-------- DATA ENTRIES

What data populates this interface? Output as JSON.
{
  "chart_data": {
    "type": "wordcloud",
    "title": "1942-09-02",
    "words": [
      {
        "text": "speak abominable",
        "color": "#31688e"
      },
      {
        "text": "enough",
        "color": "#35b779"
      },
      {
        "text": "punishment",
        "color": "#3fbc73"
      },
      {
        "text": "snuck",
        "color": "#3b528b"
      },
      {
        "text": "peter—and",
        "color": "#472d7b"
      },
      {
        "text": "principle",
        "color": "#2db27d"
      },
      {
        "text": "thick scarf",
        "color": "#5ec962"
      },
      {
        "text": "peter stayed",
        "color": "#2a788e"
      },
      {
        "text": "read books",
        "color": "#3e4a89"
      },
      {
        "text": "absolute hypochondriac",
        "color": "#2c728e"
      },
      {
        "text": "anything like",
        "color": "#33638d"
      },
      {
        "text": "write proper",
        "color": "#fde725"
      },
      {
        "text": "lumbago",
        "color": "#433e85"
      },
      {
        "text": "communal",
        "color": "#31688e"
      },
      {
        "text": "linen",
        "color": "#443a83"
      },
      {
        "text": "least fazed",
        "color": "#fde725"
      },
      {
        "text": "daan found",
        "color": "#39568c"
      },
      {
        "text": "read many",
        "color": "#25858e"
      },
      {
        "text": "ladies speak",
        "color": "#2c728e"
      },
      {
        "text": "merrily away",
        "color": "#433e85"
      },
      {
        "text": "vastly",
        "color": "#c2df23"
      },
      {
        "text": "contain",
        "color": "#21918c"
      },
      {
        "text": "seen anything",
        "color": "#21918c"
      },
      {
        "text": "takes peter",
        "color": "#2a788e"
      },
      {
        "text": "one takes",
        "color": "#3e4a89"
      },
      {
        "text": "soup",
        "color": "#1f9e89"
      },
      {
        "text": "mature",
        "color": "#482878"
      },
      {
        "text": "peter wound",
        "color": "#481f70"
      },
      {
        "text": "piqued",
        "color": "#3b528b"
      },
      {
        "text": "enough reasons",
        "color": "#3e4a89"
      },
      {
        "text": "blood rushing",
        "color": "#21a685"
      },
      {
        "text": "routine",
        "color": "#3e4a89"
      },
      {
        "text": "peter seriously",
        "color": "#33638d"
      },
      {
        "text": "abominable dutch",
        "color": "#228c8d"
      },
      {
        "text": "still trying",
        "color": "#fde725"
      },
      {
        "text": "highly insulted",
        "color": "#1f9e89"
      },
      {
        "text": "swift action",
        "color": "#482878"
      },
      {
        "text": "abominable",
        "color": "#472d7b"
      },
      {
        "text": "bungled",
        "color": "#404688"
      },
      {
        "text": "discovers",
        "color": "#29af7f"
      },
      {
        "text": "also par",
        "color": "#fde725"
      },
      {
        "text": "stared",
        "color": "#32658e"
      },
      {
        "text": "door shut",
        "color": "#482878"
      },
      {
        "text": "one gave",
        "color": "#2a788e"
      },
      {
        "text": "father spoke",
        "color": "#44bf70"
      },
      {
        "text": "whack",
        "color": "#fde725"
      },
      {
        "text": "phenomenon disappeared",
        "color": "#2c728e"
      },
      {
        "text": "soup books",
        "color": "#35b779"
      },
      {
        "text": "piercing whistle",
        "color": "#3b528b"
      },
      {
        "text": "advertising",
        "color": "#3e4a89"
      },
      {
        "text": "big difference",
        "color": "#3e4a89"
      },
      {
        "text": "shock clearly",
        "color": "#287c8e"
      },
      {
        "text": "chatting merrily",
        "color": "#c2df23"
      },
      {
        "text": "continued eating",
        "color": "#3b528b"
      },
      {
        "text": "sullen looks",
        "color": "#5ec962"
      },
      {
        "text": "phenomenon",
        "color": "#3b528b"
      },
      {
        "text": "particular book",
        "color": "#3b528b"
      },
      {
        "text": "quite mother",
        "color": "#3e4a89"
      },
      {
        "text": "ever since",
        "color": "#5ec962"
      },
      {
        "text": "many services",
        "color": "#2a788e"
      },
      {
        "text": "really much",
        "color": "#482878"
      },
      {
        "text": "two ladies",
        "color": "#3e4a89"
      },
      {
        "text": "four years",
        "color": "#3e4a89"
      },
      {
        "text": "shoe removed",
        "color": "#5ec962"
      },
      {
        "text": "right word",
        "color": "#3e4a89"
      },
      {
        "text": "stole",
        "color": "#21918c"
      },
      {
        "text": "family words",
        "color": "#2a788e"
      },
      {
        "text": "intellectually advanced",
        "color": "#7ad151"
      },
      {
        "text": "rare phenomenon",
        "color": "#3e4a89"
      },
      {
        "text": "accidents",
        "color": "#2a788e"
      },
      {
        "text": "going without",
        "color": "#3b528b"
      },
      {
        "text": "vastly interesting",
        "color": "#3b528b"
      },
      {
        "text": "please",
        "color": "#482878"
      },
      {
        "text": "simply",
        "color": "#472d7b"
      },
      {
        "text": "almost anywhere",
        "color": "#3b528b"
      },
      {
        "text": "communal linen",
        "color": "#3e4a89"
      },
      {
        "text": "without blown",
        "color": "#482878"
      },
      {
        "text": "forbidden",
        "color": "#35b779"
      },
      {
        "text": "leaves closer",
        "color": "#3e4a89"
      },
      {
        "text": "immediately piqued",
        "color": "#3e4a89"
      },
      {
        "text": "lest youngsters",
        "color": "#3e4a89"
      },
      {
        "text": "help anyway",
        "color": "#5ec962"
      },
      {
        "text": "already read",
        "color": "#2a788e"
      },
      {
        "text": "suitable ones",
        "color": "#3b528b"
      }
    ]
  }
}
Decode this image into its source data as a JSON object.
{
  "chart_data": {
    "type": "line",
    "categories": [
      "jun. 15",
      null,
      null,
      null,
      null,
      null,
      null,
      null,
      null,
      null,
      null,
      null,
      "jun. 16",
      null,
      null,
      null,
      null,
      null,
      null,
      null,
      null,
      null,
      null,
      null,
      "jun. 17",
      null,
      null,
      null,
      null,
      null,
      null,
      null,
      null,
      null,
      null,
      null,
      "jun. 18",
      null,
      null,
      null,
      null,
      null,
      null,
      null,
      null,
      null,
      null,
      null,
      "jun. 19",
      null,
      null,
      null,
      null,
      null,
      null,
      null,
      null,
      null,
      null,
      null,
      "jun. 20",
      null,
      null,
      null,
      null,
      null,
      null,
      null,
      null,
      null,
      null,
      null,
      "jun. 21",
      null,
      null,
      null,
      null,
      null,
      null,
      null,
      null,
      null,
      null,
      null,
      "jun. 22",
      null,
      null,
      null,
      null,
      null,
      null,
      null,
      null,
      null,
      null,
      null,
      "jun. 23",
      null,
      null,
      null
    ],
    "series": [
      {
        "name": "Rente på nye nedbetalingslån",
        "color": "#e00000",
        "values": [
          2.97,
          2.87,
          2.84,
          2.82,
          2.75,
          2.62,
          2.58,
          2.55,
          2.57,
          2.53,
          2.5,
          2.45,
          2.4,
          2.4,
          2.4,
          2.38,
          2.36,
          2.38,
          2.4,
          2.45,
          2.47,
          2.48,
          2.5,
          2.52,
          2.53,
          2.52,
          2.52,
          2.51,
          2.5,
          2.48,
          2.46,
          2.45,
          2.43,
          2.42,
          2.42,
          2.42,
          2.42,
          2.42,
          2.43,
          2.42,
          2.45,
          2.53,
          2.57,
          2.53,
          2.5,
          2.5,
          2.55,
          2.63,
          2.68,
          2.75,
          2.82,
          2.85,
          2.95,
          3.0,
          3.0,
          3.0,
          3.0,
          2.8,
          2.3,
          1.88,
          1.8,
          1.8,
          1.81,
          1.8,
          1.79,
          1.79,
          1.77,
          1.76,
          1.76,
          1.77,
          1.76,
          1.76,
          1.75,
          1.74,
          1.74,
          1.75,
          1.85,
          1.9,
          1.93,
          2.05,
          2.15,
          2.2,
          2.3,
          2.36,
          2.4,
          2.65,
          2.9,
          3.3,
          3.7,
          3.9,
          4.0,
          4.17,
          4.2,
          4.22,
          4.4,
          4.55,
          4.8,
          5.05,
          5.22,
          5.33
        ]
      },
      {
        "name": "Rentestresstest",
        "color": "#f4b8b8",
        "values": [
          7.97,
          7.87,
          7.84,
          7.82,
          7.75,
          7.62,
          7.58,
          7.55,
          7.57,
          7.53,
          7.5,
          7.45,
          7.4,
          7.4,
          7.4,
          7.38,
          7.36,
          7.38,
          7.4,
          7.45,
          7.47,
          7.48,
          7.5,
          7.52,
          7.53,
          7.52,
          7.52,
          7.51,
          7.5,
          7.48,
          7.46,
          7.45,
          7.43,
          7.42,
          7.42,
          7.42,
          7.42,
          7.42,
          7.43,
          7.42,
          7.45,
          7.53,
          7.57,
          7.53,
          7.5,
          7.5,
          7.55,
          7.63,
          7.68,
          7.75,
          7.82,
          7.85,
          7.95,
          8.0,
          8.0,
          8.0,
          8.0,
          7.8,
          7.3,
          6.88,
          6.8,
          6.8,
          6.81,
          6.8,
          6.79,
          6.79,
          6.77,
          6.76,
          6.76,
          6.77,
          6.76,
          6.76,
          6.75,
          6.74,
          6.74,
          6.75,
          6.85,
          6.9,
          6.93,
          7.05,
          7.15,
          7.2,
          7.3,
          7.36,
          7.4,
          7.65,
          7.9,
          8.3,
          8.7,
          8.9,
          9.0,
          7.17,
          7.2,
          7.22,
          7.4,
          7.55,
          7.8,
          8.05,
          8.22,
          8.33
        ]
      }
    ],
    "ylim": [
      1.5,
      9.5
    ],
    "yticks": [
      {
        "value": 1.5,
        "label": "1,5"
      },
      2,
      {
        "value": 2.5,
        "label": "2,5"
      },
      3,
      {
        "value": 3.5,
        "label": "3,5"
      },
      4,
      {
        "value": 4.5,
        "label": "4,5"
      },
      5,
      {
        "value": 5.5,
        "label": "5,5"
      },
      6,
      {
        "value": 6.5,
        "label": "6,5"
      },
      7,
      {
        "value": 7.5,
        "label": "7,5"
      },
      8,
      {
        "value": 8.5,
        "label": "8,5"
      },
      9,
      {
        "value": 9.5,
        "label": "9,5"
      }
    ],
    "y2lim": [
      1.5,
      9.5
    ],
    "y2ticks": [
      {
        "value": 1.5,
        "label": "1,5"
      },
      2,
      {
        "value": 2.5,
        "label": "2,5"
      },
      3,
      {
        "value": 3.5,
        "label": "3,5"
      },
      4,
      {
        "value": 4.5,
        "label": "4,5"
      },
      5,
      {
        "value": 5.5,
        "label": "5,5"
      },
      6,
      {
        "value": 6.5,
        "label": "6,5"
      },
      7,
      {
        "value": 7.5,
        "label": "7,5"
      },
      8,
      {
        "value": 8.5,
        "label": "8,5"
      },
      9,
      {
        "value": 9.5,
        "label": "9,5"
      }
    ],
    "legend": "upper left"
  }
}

----------------

__WHAT THE TASK REQUIRES__.
Check each line of the records above for the string "JSON", and report every line that has it.

__OUTPUT__.
What data populates this interface? Output as JSON.
Decode this image into its source data as a JSON object.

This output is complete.